**THE EXERCISE:**
Retype each record below word for word. Leave the pictures out.

**THE DATA:**

..........

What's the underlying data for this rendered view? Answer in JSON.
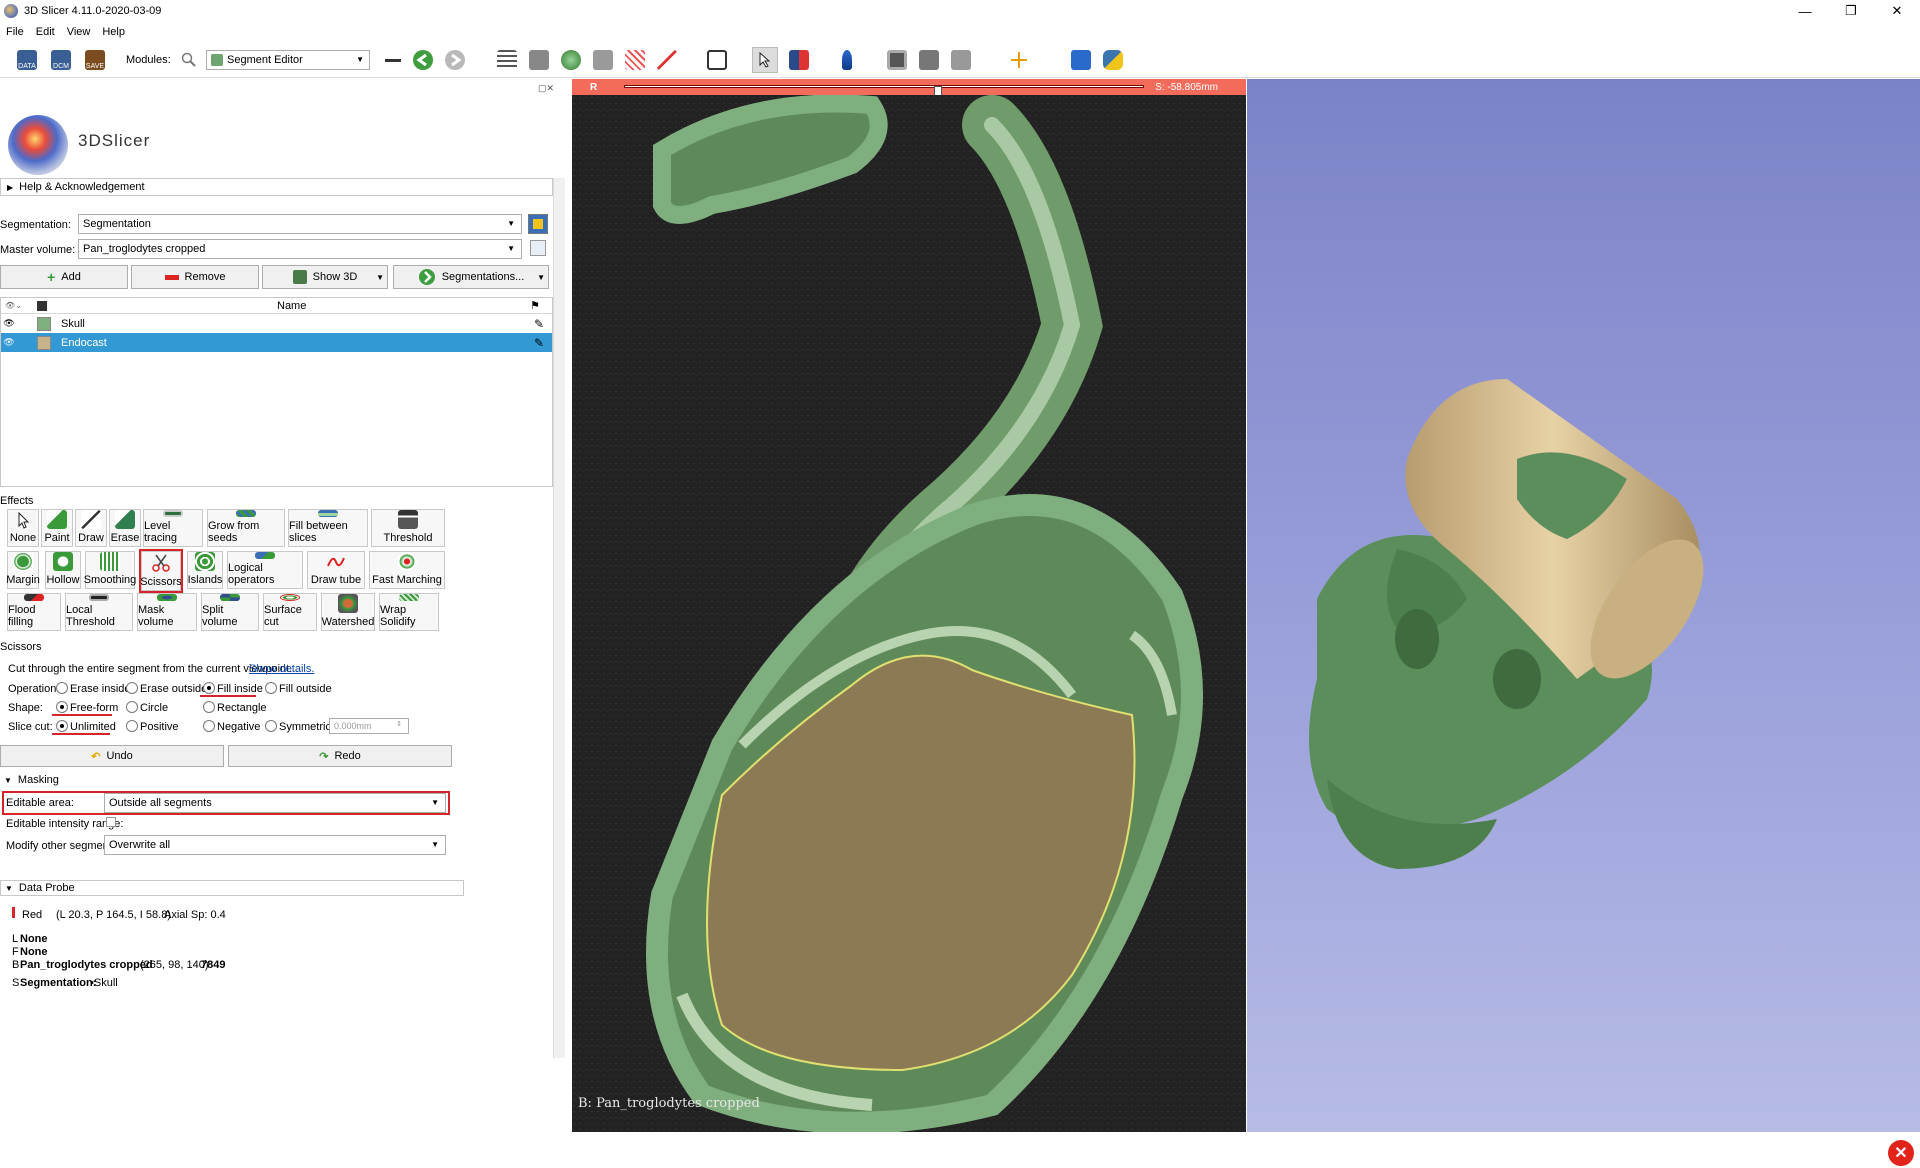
{
  "window": {
    "title": "3D Slicer 4.11.0-2020-03-09",
    "min": "—",
    "max": "❐",
    "close": "✕"
  },
  "menu": [
    "File",
    "Edit",
    "View",
    "Help"
  ],
  "toolbar": {
    "data_label": "DATA",
    "dcm_label": "DCM",
    "save_label": "SAVE",
    "modules_label": "Modules:",
    "module_selected": "Segment Editor"
  },
  "logo_text": "3DSlicer",
  "help_section": "Help & Acknowledgement",
  "segmentation": {
    "label": "Segmentation:",
    "value": "Segmentation"
  },
  "master_volume": {
    "label": "Master volume:",
    "value": "Pan_troglodytes cropped"
  },
  "buttons": {
    "add": "Add",
    "remove": "Remove",
    "show3d": "Show 3D",
    "segmentations": "Segmentations..."
  },
  "table": {
    "name_header": "Name",
    "rows": [
      {
        "name": "Skull",
        "color": "#7fae7f",
        "selected": false
      },
      {
        "name": "Endocast",
        "color": "#c7b38a",
        "selected": true
      }
    ]
  },
  "effects_label": "Effects",
  "effects": [
    [
      "None",
      "Paint",
      "Draw",
      "Erase",
      "Level tracing",
      "Grow from seeds",
      "Fill between slices",
      "Threshold"
    ],
    [
      "Margin",
      "Hollow",
      "Smoothing",
      "Scissors",
      "Islands",
      "Logical operators",
      "Draw tube",
      "Fast Marching"
    ],
    [
      "Flood filling",
      "Local Threshold",
      "Mask volume",
      "Split volume",
      "Surface cut",
      "Watershed",
      "Wrap Solidify"
    ]
  ],
  "scissors": {
    "title": "Scissors",
    "description": "Cut through the entire segment from the current viewpoint...",
    "show_details": "Show details.",
    "operation_label": "Operation:",
    "operations": [
      "Erase inside",
      "Erase outside",
      "Fill inside",
      "Fill outside"
    ],
    "operation_selected": "Fill inside",
    "shape_label": "Shape:",
    "shapes": [
      "Free-form",
      "Circle",
      "Rectangle"
    ],
    "slicecut_label": "Slice cut:",
    "slicecuts": [
      "Unlimited",
      "Positive",
      "Negative",
      "Symmetric"
    ],
    "thickness": "0.000mm"
  },
  "undo": "Undo",
  "redo": "Redo",
  "masking": {
    "title": "Masking",
    "editable_area_label": "Editable area:",
    "editable_area_value": "Outside all segments",
    "intensity_label": "Editable intensity range:",
    "modify_label": "Modify other segments:",
    "modify_value": "Overwrite all"
  },
  "data_probe": {
    "title": "Data Probe",
    "view": "Red",
    "coords": "(L 20.3, P 164.5, I 58.8)",
    "axial": "Axial Sp: 0.4",
    "l_prefix": "L",
    "l_value": "None",
    "f_prefix": "F",
    "f_value": "None",
    "b_prefix": "B",
    "b_name": "Pan_troglodytes cropped",
    "b_ijk": "(265,  98, 140)",
    "b_value": "7849",
    "s_prefix": "S",
    "s_label": "Segmentation:",
    "s_value": "▪Skull"
  },
  "slice_view": {
    "orientation": "R",
    "offset": "S: -58.805mm",
    "caption": "B: Pan_troglodytes cropped"
  },
  "colors": {
    "accent": "#3399d5",
    "highlight": "#d8232a",
    "slice_bar": "#f36b5b",
    "skull": "#7fae7f",
    "endocast": "#c7b38a"
  }
}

..........

**SOLUTION TO THIS EXERCISE:**
What's the underlying data for this rendered view? Answer in JSON.
{
  "window": {
    "title": "3D Slicer 4.11.0-2020-03-09",
    "min": "—",
    "max": "❐",
    "close": "✕"
  },
  "menu": [
    "File",
    "Edit",
    "View",
    "Help"
  ],
  "toolbar": {
    "data_label": "DATA",
    "dcm_label": "DCM",
    "save_label": "SAVE",
    "modules_label": "Modules:",
    "module_selected": "Segment Editor"
  },
  "logo_text": "3DSlicer",
  "help_section": "Help & Acknowledgement",
  "segmentation": {
    "label": "Segmentation:",
    "value": "Segmentation"
  },
  "master_volume": {
    "label": "Master volume:",
    "value": "Pan_troglodytes cropped"
  },
  "buttons": {
    "add": "Add",
    "remove": "Remove",
    "show3d": "Show 3D",
    "segmentations": "Segmentations..."
  },
  "table": {
    "name_header": "Name",
    "rows": [
      {
        "name": "Skull",
        "color": "#7fae7f",
        "selected": false
      },
      {
        "name": "Endocast",
        "color": "#c7b38a",
        "selected": true
      }
    ]
  },
  "effects_label": "Effects",
  "effects": [
    [
      "None",
      "Paint",
      "Draw",
      "Erase",
      "Level tracing",
      "Grow from seeds",
      "Fill between slices",
      "Threshold"
    ],
    [
      "Margin",
      "Hollow",
      "Smoothing",
      "Scissors",
      "Islands",
      "Logical operators",
      "Draw tube",
      "Fast Marching"
    ],
    [
      "Flood filling",
      "Local Threshold",
      "Mask volume",
      "Split volume",
      "Surface cut",
      "Watershed",
      "Wrap Solidify"
    ]
  ],
  "scissors": {
    "title": "Scissors",
    "description": "Cut through the entire segment from the current viewpoint...",
    "show_details": "Show details.",
    "operation_label": "Operation:",
    "operations": [
      "Erase inside",
      "Erase outside",
      "Fill inside",
      "Fill outside"
    ],
    "operation_selected": "Fill inside",
    "shape_label": "Shape:",
    "shapes": [
      "Free-form",
      "Circle",
      "Rectangle"
    ],
    "slicecut_label": "Slice cut:",
    "slicecuts": [
      "Unlimited",
      "Positive",
      "Negative",
      "Symmetric"
    ],
    "thickness": "0.000mm"
  },
  "undo": "Undo",
  "redo": "Redo",
  "masking": {
    "title": "Masking",
    "editable_area_label": "Editable area:",
    "editable_area_value": "Outside all segments",
    "intensity_label": "Editable intensity range:",
    "modify_label": "Modify other segments:",
    "modify_value": "Overwrite all"
  },
  "data_probe": {
    "title": "Data Probe",
    "view": "Red",
    "coords": "(L 20.3, P 164.5, I 58.8)",
    "axial": "Axial Sp: 0.4",
    "l_prefix": "L",
    "l_value": "None",
    "f_prefix": "F",
    "f_value": "None",
    "b_prefix": "B",
    "b_name": "Pan_troglodytes cropped",
    "b_ijk": "(265,  98, 140)",
    "b_value": "7849",
    "s_prefix": "S",
    "s_label": "Segmentation:",
    "s_value": "▪Skull"
  },
  "slice_view": {
    "orientation": "R",
    "offset": "S: -58.805mm",
    "caption": "B: Pan_troglodytes cropped"
  },
  "colors": {
    "accent": "#3399d5",
    "highlight": "#d8232a",
    "slice_bar": "#f36b5b",
    "skull": "#7fae7f",
    "endocast": "#c7b38a"
  }
}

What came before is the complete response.